**Problems:**
[1] Name every company or school mentioned in the recollection of the 1986 NBC summer internship.
[2] Pick up the recollection of the 1986 NBC summer internship after its final line and keep it going.

**Selected passage:**
## begin
I used to be an NBC summer associate (not a page, but a paid intern) back when you were making it big at 30 Rock (when "RCA" letters crowned the now "GE" building)! Oh yes, the summer of 1986...
That spring, college students were flying into NYC for only six NBC summer associate positions. I, on the other hand, plopped a subway token to transport myself from Columbia's Upper West Side campus to midtown on the #1 train - for my first ever real job interview... to become an assistant to a Space Planner. (What's a Space Planner? As a naive college sophomore, I didn't care -- that was the closest engineering job I'll ever get at that age! Plus, NBC seemed like a cool place to be...)
Unknown Columbia students (back when Columbia just turned co-ed in the 1980s) befriended me halfway through my summer internship because they wanted Late Night with David Letterman tickets or impossible Saturday Night Live tickets. I only treated two former high school classmates who visited me from Florida tickets to the taping of Late Night with David Letterman! It didn't matter who his guests were because it was David Letterman! He was funny! Still is!
## end
**Items:**
## begin
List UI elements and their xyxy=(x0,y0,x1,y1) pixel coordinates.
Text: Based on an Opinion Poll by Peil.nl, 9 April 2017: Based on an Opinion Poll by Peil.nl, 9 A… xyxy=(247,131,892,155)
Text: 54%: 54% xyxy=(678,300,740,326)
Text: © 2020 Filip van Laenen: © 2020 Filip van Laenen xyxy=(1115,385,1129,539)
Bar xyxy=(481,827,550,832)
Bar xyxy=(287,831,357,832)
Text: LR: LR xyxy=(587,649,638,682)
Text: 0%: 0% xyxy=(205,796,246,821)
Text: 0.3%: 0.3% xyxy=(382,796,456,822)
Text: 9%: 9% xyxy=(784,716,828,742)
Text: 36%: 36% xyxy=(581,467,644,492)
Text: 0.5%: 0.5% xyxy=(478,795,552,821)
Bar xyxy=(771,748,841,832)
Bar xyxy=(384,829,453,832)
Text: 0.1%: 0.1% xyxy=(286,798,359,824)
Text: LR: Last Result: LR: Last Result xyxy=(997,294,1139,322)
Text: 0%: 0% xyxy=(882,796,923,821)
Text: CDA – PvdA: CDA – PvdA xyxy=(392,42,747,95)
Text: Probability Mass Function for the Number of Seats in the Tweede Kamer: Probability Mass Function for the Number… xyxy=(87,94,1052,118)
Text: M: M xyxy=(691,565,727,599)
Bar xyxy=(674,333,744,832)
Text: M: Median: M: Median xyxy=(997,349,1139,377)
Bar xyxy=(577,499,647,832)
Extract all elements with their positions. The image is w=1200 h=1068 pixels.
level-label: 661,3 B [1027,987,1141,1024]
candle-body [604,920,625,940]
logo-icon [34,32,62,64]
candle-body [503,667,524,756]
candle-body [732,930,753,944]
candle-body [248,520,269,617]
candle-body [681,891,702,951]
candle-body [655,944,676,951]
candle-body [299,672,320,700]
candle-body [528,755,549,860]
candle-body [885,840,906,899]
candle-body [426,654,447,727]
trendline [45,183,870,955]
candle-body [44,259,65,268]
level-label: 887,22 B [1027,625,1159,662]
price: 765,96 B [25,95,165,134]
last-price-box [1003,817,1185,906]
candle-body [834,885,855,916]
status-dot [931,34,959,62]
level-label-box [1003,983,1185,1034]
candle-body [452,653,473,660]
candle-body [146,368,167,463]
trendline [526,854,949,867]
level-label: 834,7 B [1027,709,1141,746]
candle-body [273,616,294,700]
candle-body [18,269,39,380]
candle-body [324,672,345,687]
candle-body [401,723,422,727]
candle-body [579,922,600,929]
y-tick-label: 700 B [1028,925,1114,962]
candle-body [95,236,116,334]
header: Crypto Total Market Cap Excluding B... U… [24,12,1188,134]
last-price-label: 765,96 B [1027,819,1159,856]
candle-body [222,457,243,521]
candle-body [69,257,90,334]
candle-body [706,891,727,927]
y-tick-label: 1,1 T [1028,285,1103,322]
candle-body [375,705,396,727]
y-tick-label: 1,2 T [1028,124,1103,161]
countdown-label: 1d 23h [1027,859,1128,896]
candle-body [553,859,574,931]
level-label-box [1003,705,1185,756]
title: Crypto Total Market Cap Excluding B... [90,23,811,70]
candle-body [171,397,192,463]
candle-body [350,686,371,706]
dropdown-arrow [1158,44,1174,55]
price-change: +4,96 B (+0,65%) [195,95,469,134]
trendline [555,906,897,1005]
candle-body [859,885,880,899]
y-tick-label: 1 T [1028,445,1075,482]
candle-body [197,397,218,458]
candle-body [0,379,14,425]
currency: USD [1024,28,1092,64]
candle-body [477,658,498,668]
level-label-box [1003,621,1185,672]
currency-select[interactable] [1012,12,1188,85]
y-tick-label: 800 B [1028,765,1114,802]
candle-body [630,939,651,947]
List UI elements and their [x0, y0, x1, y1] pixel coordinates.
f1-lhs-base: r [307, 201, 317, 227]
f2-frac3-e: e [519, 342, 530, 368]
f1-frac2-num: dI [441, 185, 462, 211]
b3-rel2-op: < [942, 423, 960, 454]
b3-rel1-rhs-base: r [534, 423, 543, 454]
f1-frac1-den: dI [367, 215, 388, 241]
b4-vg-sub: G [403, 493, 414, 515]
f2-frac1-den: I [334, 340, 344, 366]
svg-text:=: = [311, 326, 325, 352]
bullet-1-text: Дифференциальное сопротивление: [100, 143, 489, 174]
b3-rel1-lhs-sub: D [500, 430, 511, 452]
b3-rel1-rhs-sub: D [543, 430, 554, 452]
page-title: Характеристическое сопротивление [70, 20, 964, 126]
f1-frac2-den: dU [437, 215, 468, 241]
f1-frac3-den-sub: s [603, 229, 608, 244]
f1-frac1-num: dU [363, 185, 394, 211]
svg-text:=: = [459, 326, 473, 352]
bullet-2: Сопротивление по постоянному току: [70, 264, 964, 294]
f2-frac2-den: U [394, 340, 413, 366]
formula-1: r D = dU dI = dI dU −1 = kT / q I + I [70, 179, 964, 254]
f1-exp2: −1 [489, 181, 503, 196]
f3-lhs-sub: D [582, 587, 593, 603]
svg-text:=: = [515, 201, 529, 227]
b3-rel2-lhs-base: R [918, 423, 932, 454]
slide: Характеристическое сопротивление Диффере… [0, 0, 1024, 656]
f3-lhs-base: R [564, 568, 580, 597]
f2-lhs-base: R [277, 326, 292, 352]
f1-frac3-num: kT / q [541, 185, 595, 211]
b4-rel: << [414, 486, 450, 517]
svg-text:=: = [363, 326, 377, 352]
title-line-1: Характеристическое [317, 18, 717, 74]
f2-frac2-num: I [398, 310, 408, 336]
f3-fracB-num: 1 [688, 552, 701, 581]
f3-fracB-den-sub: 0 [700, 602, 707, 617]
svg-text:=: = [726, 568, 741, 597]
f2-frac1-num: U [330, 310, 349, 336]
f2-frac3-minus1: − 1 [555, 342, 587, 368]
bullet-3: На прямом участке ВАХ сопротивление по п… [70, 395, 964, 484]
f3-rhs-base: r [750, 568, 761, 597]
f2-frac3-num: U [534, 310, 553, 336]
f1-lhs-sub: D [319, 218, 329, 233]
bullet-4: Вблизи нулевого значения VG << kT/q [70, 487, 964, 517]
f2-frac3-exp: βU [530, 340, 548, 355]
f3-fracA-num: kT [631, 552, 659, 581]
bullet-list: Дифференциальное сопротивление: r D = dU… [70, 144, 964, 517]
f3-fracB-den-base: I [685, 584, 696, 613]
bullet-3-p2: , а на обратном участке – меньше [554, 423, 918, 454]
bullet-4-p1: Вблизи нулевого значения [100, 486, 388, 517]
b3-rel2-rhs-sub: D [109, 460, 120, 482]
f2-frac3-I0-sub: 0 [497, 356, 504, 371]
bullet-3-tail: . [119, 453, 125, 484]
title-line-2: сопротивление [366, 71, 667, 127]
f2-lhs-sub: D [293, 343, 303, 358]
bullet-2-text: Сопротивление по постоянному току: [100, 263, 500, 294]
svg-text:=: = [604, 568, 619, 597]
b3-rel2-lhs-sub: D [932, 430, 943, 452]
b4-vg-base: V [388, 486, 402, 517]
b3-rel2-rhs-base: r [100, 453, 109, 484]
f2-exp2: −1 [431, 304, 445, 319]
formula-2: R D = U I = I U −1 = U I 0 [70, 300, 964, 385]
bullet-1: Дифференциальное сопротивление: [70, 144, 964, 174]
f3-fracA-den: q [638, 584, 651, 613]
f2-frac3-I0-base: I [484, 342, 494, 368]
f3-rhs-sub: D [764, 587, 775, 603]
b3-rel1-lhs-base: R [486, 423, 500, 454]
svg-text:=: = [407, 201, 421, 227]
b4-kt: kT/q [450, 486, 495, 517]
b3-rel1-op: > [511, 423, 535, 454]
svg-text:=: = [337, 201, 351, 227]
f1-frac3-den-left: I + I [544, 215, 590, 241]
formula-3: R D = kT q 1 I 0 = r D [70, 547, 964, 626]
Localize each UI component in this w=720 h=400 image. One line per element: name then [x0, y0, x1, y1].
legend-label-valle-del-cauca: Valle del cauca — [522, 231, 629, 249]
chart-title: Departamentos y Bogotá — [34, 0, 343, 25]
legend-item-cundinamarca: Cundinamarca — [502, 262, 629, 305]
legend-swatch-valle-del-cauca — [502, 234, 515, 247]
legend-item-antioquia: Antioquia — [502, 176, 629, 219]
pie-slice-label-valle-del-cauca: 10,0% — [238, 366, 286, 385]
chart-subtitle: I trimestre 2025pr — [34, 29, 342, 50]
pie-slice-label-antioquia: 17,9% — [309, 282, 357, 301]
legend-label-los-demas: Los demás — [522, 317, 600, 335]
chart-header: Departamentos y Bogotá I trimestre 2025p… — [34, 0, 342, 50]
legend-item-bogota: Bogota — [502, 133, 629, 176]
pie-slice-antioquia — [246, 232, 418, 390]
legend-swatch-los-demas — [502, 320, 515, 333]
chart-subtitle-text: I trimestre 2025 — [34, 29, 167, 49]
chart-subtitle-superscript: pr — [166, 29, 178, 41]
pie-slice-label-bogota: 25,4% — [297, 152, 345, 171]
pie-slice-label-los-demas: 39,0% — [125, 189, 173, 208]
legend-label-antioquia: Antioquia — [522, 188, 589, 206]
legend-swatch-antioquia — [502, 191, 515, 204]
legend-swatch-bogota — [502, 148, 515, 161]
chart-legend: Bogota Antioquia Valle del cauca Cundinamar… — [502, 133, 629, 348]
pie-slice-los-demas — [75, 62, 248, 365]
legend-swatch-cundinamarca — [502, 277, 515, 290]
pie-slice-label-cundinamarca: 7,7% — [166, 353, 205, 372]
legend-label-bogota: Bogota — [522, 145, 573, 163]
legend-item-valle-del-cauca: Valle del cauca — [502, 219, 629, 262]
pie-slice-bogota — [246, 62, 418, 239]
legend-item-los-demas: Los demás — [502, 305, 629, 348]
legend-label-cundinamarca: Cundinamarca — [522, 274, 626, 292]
## end
**Task-by-task results:**
[1] NBC, RCA, GE, Columbia

[2]
My tiny cubicle office at NBC was down the corridor from The Donahue Show (for millennials reading The Huffington Post, Phil Donahue preceded Oprah!). Dave, you would not have noticed me as a college intern. I was the nerdy Asian girl -- though proud as a peacock -- zipping through the NBC hallways and stairwells with my clipboard to look important. I recall your Biff Henderson once stopping me 'cause they were about to shoot a Late Night skit in the U-shaped lobby of six elevators. "Can I watch?" I nervously asked. Biff said something like "Sure. But step aside." I waited anxiously with no clue what was about to transpire... Sidekick Chris Elliott (skinny with his straggly long blonde hair) comes running out of one opened-door elevator with no clothes on, except for a pair of large diapers! NBC should have taped my "shock and awe" face!
Dave, because your old office was on the 14th Floor -- way on the other side of 30 Rock -- and your shows were in the magnificent Studio 6A (back when Howard Stern was broadcasting on NBC Radio, Connie Chung was anchoring Saturdays of NBC Nightly News and Al Roker was the weather guy for News 4 New York), there was a need to have a dressing room added next to your TV studio. After all, you were bringing in the awesome ratings, so you and Paul Shaffer were easily budgeted for separate new dressing rooms.
I could not wait to call someone to exclaim my biggest opportunity in my lifetime. I dialed long distance and reached my Dad in Florida: "Guess what? I'm going to build David Letterman's dressing room!"
Pregnant pause, more out of confusion... My Taiwanese engineer father spoke in his broken English, "Isn't that a bathroom?"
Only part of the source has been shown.